* [MATERIAL FOR THIS TASK]:

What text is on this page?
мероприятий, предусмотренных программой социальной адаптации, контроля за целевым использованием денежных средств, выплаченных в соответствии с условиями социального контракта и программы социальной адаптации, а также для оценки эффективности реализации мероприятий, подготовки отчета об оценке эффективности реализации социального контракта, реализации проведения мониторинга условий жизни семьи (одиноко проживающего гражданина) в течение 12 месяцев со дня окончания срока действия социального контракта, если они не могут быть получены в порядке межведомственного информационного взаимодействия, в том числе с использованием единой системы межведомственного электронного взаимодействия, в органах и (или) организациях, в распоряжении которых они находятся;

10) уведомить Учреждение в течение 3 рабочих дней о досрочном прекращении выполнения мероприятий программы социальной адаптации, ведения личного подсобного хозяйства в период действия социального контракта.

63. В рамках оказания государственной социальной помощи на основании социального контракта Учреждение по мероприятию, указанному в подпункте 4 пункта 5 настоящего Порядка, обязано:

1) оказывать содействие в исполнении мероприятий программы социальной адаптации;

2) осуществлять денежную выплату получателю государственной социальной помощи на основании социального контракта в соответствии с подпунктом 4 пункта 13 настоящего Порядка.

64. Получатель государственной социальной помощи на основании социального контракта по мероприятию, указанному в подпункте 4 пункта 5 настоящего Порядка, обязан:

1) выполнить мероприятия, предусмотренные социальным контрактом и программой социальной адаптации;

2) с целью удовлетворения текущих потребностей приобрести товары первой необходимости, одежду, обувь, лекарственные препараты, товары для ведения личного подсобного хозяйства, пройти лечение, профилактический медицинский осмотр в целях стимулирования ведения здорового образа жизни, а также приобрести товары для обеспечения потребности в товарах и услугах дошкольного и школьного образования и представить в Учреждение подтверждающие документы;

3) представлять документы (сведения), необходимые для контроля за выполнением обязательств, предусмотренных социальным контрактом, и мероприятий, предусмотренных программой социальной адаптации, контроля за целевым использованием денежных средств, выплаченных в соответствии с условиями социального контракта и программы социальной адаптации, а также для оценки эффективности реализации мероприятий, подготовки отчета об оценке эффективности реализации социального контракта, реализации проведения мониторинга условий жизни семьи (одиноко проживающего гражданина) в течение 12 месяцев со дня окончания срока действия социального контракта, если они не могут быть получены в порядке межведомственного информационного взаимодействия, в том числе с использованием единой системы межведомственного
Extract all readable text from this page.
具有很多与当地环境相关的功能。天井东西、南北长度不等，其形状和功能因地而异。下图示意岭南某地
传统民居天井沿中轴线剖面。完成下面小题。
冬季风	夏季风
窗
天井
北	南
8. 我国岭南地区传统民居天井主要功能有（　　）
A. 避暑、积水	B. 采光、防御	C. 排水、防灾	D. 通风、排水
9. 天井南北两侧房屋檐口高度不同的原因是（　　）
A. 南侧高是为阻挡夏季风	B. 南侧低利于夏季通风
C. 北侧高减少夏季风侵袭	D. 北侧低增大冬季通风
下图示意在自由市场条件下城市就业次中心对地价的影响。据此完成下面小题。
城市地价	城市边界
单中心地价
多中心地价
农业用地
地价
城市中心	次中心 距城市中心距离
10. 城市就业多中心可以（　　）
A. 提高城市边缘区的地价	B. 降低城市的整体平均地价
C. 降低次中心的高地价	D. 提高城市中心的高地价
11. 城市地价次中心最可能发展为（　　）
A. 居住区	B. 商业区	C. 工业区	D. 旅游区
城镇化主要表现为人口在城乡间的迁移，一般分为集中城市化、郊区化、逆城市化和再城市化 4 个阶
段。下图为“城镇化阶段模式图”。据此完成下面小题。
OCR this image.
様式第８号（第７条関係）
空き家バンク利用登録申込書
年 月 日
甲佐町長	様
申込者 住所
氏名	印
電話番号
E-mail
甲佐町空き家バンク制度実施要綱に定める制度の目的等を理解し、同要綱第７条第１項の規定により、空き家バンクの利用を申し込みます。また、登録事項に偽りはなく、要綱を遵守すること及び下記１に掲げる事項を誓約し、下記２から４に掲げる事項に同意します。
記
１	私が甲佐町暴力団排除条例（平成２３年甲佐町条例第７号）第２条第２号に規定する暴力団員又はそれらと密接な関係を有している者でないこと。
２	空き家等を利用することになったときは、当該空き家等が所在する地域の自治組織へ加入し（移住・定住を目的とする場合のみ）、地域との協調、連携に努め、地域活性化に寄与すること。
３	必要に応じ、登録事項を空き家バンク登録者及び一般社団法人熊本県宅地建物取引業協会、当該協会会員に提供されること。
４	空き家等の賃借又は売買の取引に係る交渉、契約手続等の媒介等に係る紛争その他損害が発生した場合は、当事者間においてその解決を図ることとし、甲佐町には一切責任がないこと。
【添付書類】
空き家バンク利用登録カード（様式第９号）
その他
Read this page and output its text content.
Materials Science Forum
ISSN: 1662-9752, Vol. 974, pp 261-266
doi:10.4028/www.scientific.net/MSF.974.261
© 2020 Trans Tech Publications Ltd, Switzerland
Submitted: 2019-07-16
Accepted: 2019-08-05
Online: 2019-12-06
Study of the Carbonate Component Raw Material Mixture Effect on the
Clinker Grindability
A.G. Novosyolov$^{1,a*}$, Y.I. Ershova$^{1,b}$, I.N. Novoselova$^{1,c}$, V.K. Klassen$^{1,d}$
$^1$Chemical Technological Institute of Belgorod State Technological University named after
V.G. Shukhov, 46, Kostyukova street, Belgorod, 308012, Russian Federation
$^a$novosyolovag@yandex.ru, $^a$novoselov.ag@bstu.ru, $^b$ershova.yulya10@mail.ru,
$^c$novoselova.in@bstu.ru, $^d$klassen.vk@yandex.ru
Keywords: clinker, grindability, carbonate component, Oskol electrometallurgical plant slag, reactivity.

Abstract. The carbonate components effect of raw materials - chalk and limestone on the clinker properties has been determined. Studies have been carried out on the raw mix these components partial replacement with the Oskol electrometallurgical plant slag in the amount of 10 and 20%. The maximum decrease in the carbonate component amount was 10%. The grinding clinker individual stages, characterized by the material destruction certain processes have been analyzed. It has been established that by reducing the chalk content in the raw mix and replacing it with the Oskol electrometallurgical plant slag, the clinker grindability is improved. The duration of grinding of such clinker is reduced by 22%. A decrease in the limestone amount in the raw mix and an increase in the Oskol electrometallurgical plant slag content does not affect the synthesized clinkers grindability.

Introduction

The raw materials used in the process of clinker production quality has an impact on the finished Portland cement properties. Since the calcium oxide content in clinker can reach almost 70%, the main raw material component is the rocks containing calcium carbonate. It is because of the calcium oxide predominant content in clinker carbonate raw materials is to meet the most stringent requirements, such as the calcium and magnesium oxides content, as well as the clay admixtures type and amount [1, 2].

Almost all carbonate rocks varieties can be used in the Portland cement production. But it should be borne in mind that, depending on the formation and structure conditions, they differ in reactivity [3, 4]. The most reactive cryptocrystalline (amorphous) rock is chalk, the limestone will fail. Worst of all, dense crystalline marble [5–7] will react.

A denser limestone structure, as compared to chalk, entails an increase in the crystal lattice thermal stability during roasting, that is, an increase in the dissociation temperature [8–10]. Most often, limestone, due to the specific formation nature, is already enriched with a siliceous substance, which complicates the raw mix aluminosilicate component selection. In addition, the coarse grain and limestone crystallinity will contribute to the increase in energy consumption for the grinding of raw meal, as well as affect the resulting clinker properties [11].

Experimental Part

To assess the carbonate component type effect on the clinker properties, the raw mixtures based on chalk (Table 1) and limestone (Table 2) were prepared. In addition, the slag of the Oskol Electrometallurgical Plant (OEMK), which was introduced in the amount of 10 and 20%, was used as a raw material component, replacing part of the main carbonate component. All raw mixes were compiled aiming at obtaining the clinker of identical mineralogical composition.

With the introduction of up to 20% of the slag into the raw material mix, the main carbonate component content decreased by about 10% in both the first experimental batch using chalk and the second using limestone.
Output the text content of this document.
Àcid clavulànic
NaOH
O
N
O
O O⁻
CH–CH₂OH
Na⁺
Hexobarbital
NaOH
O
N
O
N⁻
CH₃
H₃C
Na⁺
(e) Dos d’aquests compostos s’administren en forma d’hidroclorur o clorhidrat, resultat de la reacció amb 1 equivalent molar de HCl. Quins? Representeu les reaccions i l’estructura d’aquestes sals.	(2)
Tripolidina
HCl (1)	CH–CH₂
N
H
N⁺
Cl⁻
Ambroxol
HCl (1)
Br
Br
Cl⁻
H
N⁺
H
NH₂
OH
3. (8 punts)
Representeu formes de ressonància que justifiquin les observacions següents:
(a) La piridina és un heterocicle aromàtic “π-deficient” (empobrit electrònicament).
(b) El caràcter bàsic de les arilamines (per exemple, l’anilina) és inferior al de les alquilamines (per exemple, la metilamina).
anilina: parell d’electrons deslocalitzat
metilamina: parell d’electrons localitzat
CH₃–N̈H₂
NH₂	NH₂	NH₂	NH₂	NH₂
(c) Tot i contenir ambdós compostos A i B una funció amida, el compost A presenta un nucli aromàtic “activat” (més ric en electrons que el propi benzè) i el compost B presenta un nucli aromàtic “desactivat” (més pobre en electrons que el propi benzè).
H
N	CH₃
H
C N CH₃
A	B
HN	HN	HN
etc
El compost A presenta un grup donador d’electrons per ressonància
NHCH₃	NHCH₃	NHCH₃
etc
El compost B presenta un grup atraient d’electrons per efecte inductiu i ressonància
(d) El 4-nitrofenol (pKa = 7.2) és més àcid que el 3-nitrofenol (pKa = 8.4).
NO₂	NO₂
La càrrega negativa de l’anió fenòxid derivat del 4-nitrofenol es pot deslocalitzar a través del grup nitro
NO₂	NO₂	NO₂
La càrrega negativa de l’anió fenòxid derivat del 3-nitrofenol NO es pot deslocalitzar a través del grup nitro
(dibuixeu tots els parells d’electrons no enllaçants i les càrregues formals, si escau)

* [CHALLENGE]: In the entries above, find each line with the string "месяцев" and copy it.

* [EXERCISE SOLUTION]:
мероприятий, предусмотренных программой социальной адаптации, контроля за целевым использованием денежных средств, выплаченных в соответствии с условиями социального контракта и программы социальной адаптации, а также для оценки эффективности реализации мероприятий, подготовки отчета об оценке эффективности реализации социального контракта, реализации проведения мониторинга условий жизни семьи (одиноко проживающего гражданина) в течение 12 месяцев со дня окончания срока действия социального контракта, если они не могут быть получены в порядке межведомственного информационного взаимодействия, в том числе с использованием единой системы межведомственного электронного взаимодействия, в органах и (или) организациях, в распоряжении которых они находятся;
3) представлять документы (сведения), необходимые для контроля за выполнением обязательств, предусмотренных социальным контрактом, и мероприятий, предусмотренных программой социальной адаптации, контроля за целевым использованием денежных средств, выплаченных в соответствии с условиями социального контракта и программы социальной адаптации, а также для оценки эффективности реализации мероприятий, подготовки отчета об оценке эффективности реализации социального контракта, реализации проведения мониторинга условий жизни семьи (одиноко проживающего гражданина) в течение 12 месяцев со дня окончания срока действия социального контракта, если они не могут быть получены в порядке межведомственного информационного взаимодействия, в том числе с использованием единой системы межведомственного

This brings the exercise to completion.